もくじ

第1回 ひとつのモチーフは、死。

──
今回は「原作もの」ですが
監督には、ご自身でお話を書かれた作品が
たくさんありますよね。
是枝
ええ。
──
そこでひとつ、おうかがいしたいのですが、
人はなぜ、物語を書くのでしょうか?
是枝
物語を?
──
はい。言い換えると
「人はなぜ物語を必要とするか」というか。
是枝
ああ‥‥映画とか小説って
人間が生きていくには余分なものだって
よく言われたりするけどね。
写真
──
ええ、謙遜しているのか、
作り手の側が、そうおっしゃるケースも
あったりしますよね。
是枝
でも、そういう、一見、
生命活動には必要なさそうなものにこそ、
動物とはちがう、
人間が人間である証しがあるんじゃない?
──
なるほど。
是枝
歴史的に見るとさ、映画もそうだけど、
かつて「物語」というのは
「権力者のもの」だったわけですよね。
──
ええ、プロパガンダのためとか、
中国の王朝が
前王朝の文物を焼き払ったり‥‥とか。
是枝
つまり、自分たちの正統性を
市井の人たちに知らしめるためのものとして
物語が必要とされていたわけです。

「私たちは、なぜ今ここに君臨しているのか。
 その理由は‥‥」という、
自分たちの権力の根拠や正統性を知らしめる、
「大きな物語」が。
──
はい。
是枝
一方で、ぼくたち庶民も
映画だとか小説だとかマンガだとか、
それぞれに、
「ちいさな物語」を持ってる。
──
もっと昔は、民話だとか伝承だとか。
是枝
うん、それって本当にすばらしいことだと
思っていて、
つまり、なぜかって言うと、
権力者の「大きな物語」が幅を利かすような、
社会が、ナショナリズムみたいな
「大きな物語」に回収されてしまうような、
そういう可能性って常にあるけど‥‥。
──
ええ。
是枝
自分たちの社会が
「大きな物語」に回収されないためにも
ぼくら庶民が「ちいさな物語」を、
「ちいさいけれど、
 それぞれに、ゆたかな物語」を、
語り続ける必要があると思ってはいます。
写真
──
おお。
是枝
なんか、まじめに答えるとすれば(笑)。
──
いや、ぼくらにとっての大切なものって、
「ちいさな物語」にこそ、
込められているような気がしますものね。

今、すごく納得しました。
是枝
まあ、ぼく自身は、昔から
お話を書くことが好きだっただけで、
「物語とは何か?」って
そんなに強く
意識してたわけじゃないんだけど。
──
監督の2作めの映画に
『ワンダフルライフ』がありますが、
あの作品って、
カメラの前に座った一般の人が
「自分の人生でいちばん大切な思い出を語る」
というシーンが、続きますよね。
是枝
ええ。
──
伊勢谷友介さんとか、由利徹さんとか
たまに著名人も混じりますけど、
中心的な役割を担うのは無名の、一般の人。

そういう人たちが、ちいさな物語、
つまり
各自の「大切な思い出」を語るんですけど
それだけのことが、
どうしてあんなにおもしろいのか不思議で。
是枝
あれ、聞いているほうにとっては
じつに「どうでもいい内容」なんだけど‥‥。
──
幼いころ、童謡の「赤い靴」に合わせて
踊りを踊った話だとか。

# 演習用記録:
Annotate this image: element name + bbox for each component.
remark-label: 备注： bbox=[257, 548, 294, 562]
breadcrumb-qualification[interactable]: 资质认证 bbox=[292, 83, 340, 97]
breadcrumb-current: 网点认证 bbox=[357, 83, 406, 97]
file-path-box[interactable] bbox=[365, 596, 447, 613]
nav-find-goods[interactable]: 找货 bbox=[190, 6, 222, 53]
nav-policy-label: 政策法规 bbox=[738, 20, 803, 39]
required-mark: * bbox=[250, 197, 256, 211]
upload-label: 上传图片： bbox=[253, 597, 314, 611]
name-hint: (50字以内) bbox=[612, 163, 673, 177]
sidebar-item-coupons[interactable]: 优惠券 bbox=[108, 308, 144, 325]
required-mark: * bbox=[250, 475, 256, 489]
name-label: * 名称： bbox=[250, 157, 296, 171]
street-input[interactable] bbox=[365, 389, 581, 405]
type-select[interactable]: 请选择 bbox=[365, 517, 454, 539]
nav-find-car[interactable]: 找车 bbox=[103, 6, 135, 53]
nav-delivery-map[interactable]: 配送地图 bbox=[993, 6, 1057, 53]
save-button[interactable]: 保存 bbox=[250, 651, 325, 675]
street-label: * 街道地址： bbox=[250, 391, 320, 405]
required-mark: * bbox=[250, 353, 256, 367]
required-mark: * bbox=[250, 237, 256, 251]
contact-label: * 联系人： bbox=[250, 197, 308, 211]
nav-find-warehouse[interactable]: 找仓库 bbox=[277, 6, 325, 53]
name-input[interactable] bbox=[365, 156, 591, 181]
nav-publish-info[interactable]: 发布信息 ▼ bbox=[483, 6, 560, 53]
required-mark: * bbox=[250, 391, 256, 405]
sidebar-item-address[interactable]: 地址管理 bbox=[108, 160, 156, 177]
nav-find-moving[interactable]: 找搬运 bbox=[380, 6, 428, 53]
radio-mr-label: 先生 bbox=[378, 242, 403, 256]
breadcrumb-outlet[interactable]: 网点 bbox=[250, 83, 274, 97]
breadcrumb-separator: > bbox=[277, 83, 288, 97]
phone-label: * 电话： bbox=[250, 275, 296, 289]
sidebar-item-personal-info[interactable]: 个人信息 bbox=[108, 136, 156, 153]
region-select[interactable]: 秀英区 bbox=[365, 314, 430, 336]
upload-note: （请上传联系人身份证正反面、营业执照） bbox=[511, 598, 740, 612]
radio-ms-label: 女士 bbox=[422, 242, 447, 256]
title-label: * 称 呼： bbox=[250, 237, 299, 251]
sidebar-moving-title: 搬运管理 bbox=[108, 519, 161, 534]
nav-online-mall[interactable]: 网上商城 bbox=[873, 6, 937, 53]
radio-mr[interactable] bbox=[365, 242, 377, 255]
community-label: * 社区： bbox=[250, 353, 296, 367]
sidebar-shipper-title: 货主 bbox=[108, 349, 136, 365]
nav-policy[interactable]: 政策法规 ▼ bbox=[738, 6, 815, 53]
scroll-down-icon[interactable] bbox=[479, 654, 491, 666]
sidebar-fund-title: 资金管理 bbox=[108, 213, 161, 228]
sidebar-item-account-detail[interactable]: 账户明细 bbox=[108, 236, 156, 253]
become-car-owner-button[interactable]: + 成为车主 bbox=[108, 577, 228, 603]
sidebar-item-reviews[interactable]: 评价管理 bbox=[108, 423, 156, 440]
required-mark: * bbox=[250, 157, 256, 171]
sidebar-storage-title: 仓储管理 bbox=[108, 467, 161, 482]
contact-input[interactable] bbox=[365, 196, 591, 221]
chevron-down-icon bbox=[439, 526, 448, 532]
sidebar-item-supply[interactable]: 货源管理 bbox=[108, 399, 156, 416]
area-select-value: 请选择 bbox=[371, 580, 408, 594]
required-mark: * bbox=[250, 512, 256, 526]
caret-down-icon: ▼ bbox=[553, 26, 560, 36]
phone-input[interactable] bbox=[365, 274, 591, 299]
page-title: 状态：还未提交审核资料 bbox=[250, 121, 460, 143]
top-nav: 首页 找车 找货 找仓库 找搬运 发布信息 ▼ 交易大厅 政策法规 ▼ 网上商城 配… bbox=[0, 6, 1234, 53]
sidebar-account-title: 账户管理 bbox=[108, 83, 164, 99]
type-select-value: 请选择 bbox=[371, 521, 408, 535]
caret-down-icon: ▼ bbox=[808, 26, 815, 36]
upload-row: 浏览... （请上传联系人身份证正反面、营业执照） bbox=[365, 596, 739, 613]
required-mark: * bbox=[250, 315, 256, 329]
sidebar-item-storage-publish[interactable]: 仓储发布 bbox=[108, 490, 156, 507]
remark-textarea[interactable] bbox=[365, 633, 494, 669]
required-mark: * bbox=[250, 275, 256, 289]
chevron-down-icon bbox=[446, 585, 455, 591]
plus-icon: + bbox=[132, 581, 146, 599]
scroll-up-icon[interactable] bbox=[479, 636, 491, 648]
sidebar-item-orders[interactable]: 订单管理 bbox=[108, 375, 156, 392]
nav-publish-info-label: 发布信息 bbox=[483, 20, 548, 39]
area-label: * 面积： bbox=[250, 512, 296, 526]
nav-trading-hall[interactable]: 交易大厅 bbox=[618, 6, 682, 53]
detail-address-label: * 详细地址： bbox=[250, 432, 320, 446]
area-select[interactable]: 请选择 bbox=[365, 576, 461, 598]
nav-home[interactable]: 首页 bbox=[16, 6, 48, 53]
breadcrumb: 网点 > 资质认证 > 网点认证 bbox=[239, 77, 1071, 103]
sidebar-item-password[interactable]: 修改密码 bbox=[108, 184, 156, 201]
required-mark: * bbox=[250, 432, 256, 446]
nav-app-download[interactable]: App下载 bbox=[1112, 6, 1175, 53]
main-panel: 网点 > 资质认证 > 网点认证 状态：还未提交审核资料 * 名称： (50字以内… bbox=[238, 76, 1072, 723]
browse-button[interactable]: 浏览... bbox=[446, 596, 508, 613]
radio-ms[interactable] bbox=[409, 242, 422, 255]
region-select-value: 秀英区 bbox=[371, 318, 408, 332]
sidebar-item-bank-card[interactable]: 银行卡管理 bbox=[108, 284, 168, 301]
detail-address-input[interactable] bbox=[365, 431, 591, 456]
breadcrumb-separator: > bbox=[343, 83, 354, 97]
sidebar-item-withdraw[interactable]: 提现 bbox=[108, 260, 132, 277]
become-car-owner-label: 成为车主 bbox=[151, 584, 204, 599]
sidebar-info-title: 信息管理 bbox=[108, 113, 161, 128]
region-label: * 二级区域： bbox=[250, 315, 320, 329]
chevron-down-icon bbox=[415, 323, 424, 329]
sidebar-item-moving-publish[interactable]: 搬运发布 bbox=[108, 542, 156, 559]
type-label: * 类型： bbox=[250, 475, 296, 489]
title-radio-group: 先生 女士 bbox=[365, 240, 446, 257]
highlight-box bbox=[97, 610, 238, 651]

# 必須課題:
a - 抜粋本文の「今、すごく納得しました。」を含む行から始め、「というシーンが、続きますよね。」の後で終わる範囲を、「カメラ」を「レンズ」に変えて再掲すること。
b - 記録のうち、文字列「chevron」を含む行をすべて抽出すること。
抜粋本文と記録は、互いに独立した別個の資料である。

# 演習結果:
a -
今、すごく納得しました。
是枝
まあ、ぼく自身は、昔から
お話を書くことが好きだっただけで、
「物語とは何か?」って
そんなに強く
意識してたわけじゃないんだけど。
──
監督の2作めの映画に
『ワンダフルライフ』がありますが、
あの作品って、
レンズの前に座った一般の人が
「自分の人生でいちばん大切な思い出を語る」
というシーンが、続きますよね。

b -
chevron-down-icon bbox=[439, 526, 448, 532]
chevron-down-icon bbox=[446, 585, 455, 591]
chevron-down-icon bbox=[415, 323, 424, 329]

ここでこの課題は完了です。